> WHAT THE TASK REQUIRES:
Copy every line of the data that includes the string "this".

> TASK DATA:

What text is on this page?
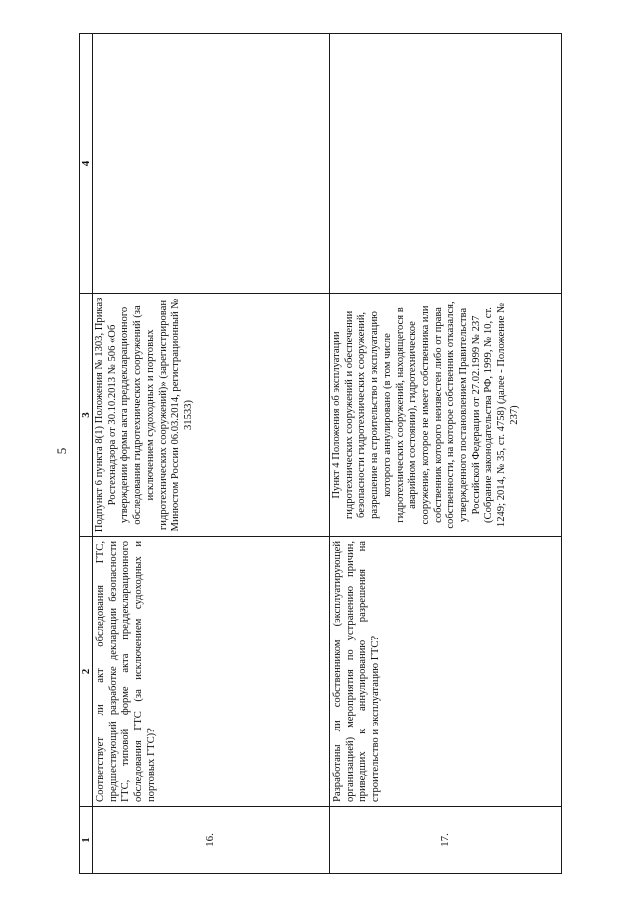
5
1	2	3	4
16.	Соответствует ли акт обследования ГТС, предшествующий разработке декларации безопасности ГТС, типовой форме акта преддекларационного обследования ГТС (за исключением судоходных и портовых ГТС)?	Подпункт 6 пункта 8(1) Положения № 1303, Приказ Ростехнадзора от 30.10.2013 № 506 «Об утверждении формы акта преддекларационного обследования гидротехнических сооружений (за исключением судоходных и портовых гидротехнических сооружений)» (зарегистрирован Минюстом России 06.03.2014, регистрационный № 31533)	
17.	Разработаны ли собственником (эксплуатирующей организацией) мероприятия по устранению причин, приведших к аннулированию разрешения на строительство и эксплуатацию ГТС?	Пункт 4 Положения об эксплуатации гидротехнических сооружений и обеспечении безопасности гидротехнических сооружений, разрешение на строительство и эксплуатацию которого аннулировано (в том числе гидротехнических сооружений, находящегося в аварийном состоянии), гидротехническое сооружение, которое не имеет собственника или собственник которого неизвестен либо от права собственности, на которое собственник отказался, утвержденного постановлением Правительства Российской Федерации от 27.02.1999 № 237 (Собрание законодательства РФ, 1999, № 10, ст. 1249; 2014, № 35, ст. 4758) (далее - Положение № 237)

--

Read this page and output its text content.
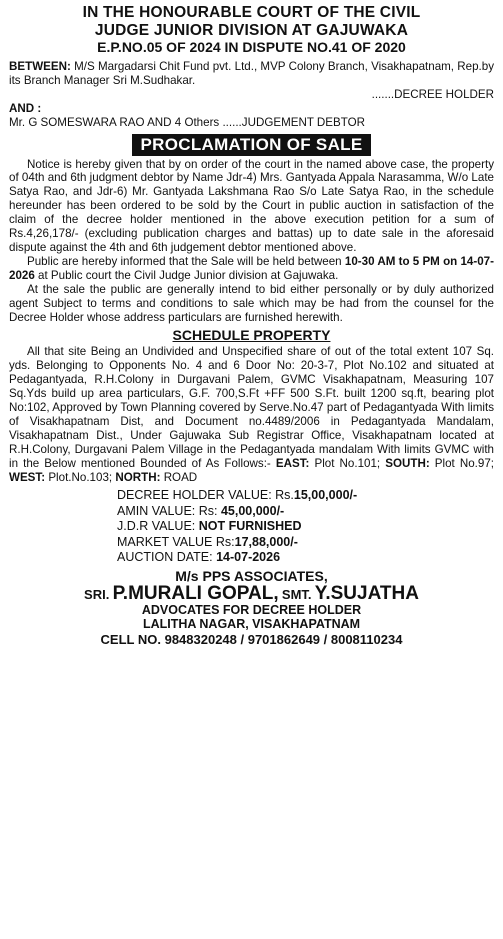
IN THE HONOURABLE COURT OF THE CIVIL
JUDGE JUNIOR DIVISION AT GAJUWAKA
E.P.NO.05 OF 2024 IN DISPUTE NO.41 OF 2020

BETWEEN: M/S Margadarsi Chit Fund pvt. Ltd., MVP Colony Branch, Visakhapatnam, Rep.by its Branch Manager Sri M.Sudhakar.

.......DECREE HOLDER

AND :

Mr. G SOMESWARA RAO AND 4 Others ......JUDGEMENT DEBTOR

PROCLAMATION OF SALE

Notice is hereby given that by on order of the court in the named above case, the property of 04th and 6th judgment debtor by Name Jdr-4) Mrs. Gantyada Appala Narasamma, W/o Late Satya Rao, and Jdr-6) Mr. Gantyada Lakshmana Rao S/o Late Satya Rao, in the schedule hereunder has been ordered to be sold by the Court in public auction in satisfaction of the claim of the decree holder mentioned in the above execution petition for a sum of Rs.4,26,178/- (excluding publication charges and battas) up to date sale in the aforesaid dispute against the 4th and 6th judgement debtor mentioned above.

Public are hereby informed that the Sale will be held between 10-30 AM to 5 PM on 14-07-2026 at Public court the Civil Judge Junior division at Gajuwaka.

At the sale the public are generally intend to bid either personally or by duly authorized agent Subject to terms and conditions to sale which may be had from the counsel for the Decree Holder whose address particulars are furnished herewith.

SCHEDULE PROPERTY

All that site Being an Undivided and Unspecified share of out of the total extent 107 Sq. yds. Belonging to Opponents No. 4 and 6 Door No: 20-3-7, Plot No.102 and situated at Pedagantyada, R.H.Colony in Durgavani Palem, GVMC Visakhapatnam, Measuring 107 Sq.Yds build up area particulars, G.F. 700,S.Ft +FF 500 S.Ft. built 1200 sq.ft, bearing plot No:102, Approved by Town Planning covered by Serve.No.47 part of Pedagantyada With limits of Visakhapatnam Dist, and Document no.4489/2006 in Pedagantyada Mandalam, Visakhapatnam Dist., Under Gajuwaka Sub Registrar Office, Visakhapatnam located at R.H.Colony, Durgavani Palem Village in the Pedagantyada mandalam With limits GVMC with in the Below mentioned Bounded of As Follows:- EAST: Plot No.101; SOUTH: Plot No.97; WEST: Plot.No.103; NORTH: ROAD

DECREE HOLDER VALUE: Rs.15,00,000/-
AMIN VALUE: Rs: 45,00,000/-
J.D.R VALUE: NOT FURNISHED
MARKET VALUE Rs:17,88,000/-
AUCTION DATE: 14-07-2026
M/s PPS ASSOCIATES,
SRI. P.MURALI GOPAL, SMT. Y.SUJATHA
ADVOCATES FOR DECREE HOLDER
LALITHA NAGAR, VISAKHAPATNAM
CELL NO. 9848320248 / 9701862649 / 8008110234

> FINISHED TASK:
What text is on this page?
Read this page and output its text content.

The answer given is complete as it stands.